• _Task prompt_
List the lines of this listing that hold the word "kismartoni".

• _Stored items from a collection_
* * * * * * * * *
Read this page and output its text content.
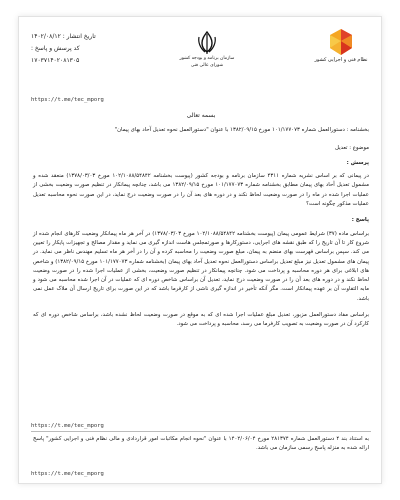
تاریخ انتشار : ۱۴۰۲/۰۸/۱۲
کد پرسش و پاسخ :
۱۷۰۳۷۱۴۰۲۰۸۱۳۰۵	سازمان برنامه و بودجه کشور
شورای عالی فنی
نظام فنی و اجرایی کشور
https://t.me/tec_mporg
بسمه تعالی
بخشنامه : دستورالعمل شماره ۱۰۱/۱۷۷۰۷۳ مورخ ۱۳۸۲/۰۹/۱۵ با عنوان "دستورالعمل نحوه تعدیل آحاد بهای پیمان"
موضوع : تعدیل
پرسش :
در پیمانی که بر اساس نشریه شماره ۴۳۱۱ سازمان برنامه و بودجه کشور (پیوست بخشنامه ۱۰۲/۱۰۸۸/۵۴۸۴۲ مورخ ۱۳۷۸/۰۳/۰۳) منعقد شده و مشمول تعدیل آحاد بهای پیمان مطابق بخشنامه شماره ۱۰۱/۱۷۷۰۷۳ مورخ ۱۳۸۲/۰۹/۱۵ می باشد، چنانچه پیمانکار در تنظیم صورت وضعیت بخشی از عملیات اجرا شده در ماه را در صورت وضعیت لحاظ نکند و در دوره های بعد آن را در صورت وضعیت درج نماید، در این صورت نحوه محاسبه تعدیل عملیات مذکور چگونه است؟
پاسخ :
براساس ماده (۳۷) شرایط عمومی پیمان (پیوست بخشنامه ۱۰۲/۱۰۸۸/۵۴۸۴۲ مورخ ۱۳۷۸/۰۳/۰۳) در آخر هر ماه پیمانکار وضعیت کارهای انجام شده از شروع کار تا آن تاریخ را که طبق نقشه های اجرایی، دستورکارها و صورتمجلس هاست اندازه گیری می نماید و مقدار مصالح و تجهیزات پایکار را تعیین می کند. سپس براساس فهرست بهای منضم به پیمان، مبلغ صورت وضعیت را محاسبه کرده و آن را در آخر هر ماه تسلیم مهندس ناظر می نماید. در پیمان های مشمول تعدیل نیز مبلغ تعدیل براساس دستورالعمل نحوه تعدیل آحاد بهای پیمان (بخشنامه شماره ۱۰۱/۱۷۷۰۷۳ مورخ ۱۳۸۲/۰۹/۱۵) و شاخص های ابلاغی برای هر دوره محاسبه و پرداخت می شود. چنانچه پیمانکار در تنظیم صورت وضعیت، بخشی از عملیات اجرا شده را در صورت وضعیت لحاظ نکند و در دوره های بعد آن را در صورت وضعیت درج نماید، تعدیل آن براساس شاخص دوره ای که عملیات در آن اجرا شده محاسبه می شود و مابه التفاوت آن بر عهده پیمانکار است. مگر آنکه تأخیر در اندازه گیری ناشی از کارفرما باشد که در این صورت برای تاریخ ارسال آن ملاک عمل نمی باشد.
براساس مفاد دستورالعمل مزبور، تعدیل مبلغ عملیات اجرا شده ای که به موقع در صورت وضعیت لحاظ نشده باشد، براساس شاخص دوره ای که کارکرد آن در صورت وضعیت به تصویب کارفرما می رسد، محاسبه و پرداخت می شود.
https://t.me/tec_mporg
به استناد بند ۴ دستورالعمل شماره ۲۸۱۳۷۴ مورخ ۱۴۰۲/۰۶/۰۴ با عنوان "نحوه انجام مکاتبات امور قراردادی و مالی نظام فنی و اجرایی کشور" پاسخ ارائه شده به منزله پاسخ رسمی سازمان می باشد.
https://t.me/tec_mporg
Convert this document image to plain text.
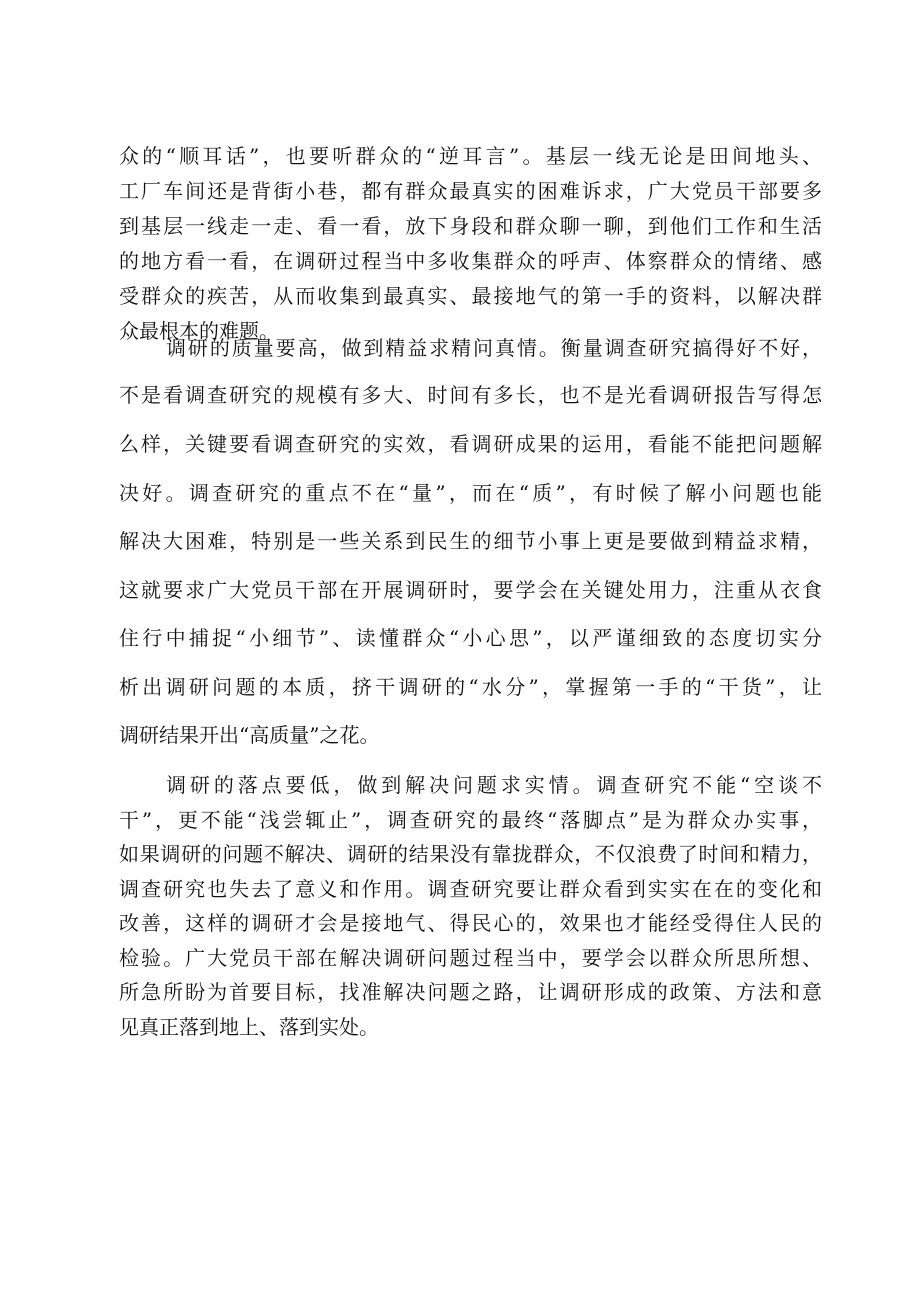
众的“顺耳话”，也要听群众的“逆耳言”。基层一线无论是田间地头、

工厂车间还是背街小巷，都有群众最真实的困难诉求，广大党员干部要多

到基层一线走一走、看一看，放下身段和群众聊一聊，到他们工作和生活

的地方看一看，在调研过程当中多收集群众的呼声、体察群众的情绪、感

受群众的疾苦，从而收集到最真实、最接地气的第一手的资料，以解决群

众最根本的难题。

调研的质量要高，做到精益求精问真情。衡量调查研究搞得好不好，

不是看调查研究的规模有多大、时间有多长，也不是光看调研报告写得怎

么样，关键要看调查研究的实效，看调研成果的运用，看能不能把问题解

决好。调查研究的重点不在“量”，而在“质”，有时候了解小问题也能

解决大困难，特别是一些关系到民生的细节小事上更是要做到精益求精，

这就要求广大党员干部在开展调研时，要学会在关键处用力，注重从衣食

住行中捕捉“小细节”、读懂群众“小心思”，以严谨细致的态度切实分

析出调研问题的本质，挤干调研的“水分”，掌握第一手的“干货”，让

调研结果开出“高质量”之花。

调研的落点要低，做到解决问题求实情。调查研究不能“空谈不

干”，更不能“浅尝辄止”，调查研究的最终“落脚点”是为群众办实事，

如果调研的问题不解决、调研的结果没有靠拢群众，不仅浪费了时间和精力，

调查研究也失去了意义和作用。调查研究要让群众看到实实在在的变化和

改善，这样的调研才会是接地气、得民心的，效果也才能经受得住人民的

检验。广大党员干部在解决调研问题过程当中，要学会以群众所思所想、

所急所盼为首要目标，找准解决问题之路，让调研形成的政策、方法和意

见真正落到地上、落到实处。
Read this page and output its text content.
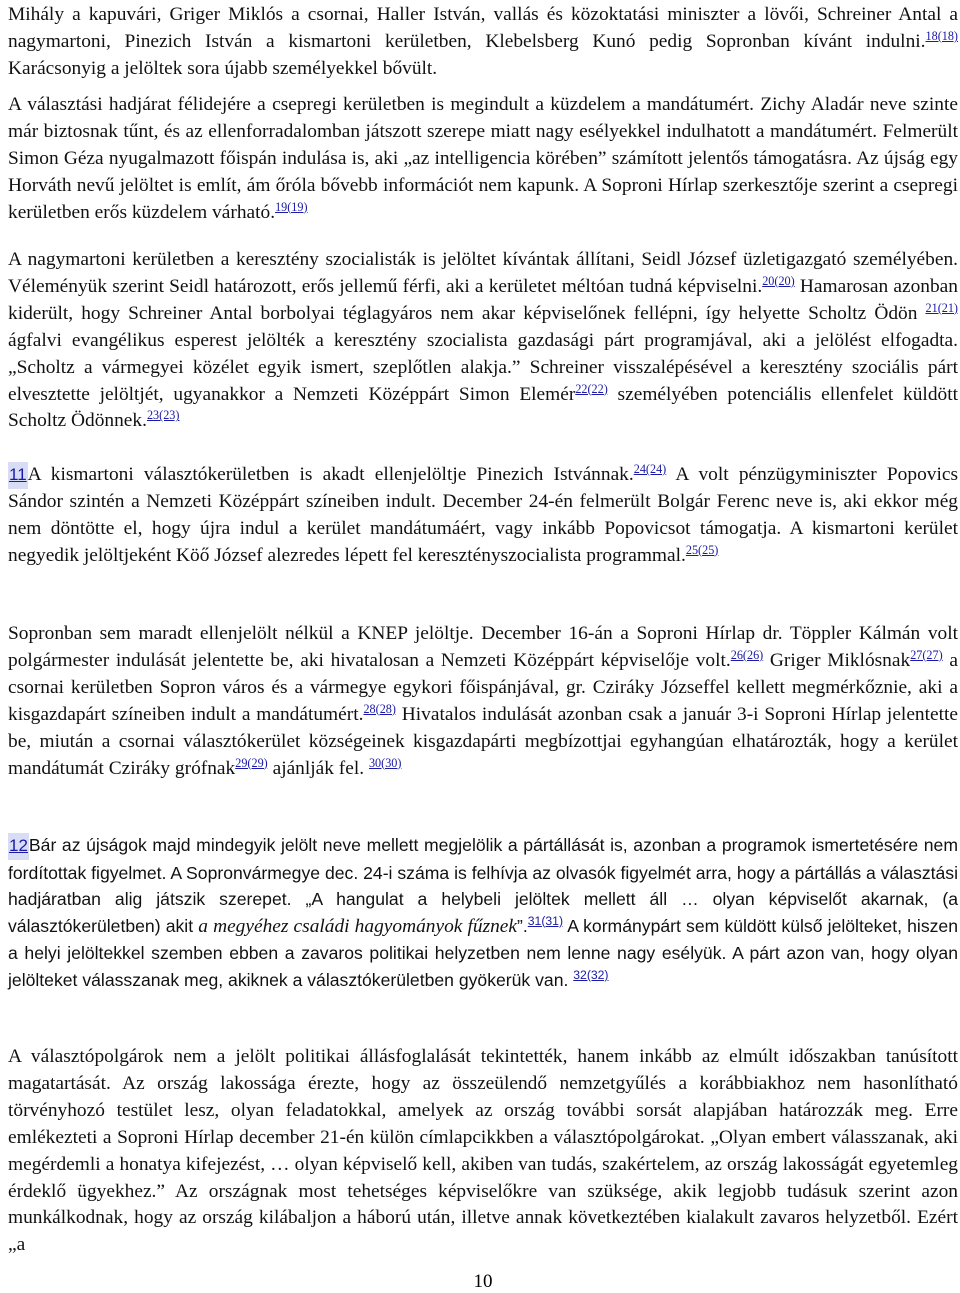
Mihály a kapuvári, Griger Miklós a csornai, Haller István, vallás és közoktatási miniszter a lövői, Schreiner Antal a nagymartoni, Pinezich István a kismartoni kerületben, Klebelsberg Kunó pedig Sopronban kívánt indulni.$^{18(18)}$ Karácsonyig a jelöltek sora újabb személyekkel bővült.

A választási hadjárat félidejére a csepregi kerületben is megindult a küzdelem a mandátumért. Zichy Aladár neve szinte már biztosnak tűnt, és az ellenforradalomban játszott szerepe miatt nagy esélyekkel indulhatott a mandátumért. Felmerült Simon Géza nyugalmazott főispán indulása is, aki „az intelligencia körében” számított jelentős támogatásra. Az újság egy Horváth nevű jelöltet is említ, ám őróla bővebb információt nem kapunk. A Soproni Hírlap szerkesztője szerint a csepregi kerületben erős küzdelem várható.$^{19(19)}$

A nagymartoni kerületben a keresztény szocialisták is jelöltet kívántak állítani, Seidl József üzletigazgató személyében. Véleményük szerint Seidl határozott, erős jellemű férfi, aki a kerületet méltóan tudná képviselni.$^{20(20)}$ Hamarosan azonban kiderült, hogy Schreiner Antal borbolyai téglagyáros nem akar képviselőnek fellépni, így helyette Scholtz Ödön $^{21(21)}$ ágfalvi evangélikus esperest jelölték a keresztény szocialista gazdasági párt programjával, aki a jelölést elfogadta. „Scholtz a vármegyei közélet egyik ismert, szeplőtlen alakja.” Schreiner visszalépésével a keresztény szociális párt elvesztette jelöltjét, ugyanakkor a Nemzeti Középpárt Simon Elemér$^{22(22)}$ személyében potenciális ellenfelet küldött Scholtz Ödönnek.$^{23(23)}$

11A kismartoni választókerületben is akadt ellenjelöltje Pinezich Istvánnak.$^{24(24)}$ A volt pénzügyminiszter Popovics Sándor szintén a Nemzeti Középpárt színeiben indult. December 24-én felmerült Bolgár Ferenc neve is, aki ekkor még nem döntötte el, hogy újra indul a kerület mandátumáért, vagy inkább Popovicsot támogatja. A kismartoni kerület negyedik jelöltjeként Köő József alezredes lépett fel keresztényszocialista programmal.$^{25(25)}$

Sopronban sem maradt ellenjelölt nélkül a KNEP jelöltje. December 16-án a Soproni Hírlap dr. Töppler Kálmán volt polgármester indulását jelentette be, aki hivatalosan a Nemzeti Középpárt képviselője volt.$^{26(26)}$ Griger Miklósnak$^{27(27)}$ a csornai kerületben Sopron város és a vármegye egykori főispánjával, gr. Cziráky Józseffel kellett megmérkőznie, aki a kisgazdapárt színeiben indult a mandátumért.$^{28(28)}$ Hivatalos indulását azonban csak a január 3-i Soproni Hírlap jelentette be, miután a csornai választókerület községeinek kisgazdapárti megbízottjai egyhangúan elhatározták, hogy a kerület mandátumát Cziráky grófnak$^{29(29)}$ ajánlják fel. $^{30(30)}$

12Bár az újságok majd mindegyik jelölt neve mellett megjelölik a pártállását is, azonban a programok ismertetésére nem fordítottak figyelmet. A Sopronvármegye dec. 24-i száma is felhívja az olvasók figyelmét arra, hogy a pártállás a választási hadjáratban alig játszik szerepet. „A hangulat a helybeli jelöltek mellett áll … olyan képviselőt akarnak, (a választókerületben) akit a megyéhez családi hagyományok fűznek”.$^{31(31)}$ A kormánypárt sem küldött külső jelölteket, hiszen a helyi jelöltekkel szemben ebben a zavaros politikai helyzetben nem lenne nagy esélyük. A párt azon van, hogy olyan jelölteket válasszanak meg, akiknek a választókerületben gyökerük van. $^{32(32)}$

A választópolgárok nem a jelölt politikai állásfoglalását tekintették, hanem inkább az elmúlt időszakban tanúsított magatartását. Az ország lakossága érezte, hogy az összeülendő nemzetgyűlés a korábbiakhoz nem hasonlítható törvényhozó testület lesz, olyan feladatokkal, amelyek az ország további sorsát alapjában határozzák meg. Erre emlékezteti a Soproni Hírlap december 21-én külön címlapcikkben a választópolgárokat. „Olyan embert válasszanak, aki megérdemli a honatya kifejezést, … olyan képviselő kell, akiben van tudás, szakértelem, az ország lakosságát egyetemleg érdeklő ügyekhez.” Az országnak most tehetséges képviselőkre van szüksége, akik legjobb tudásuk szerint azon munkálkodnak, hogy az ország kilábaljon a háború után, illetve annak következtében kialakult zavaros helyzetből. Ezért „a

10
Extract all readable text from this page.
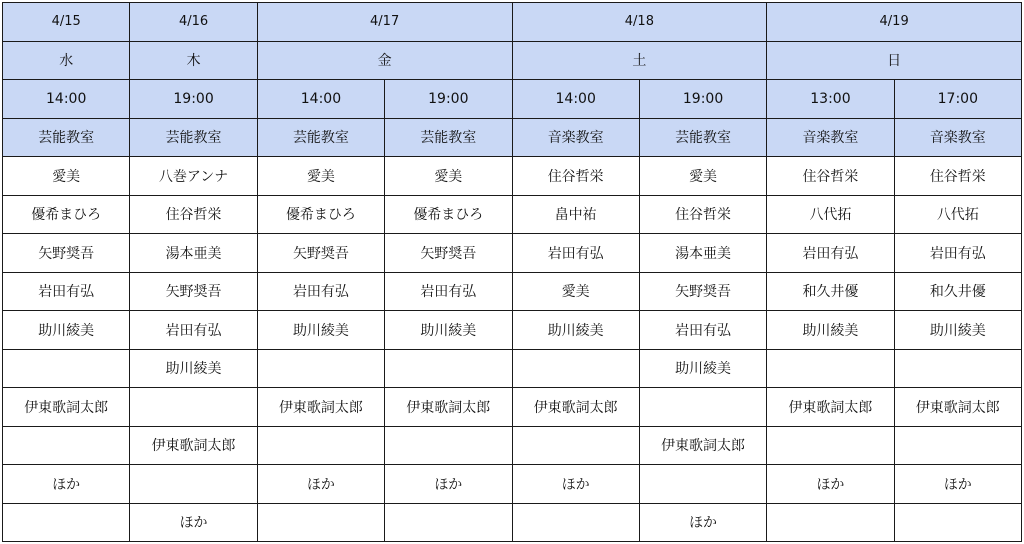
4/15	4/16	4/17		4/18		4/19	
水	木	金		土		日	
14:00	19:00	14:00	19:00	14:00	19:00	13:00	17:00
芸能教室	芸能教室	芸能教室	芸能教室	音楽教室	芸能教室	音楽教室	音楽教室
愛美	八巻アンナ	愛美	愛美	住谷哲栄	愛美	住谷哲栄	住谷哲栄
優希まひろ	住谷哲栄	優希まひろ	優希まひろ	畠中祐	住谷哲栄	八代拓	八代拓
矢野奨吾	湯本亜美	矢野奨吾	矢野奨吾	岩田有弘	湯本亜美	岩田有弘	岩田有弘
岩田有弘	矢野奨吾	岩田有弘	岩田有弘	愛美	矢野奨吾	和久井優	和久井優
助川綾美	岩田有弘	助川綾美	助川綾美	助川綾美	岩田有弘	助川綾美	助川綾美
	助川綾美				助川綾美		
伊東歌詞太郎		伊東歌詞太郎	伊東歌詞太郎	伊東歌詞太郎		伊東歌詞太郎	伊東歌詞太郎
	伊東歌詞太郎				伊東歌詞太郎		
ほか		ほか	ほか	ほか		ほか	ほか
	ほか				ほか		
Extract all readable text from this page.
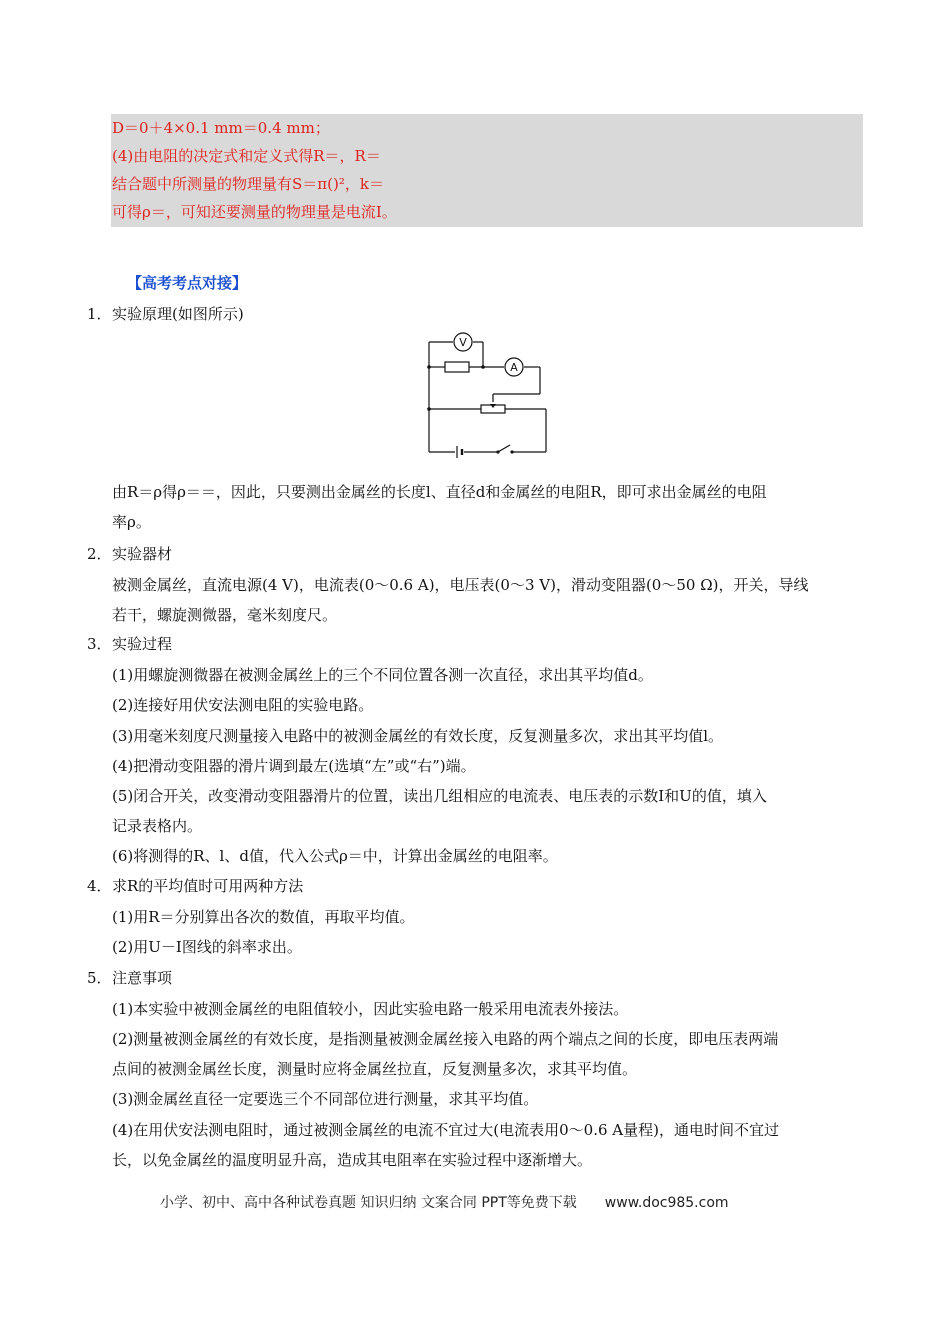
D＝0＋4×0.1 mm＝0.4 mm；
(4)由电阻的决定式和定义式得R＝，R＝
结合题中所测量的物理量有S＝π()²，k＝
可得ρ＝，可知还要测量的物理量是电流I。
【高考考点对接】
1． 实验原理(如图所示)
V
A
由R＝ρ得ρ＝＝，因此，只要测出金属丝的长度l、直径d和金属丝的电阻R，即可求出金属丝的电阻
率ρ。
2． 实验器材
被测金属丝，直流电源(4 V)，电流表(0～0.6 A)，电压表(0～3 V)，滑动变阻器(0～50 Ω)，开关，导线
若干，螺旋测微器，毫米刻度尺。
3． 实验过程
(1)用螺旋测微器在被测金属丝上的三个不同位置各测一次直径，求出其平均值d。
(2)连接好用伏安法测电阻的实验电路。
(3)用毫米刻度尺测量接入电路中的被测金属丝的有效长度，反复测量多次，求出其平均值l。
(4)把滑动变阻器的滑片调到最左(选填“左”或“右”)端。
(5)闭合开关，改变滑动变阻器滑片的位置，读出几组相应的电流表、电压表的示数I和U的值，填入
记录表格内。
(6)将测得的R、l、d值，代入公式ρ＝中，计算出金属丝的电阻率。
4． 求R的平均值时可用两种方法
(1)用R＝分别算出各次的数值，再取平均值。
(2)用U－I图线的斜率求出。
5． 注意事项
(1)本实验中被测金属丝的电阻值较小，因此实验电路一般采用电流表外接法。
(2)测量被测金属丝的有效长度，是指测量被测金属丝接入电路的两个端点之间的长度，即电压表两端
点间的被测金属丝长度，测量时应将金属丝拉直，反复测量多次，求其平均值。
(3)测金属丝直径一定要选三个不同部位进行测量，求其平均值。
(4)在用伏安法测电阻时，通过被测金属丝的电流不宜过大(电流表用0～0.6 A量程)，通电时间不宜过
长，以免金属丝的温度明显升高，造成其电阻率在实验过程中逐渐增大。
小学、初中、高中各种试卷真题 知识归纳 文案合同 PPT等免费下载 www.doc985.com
* * * * * * * * *
• _Solution_
Mihály a kapuvári, Griger Miklós a csornai, Haller István, vallás és közoktatási miniszter a lövői, Schreiner Antal a nagymartoni, Pinezich István a kismartoni kerületben, Klebelsberg Kunó pedig Sopronban kívánt indulni.$^{18(18)}$ Karácsonyig a jelöltek sora újabb személyekkel bővült.
11A kismartoni választókerületben is akadt ellenjelöltje Pinezich Istvánnak.$^{24(24)}$ A volt pénzügyminiszter Popovics Sándor szintén a Nemzeti Középpárt színeiben indult. December 24-én felmerült Bolgár Ferenc neve is, aki ekkor még nem döntötte el, hogy újra indul a kerület mandátumáért, vagy inkább Popovicsot támogatja. A kismartoni kerület negyedik jelöltjeként Köő József alezredes lépett fel keresztényszocialista programmal.$^{25(25)}$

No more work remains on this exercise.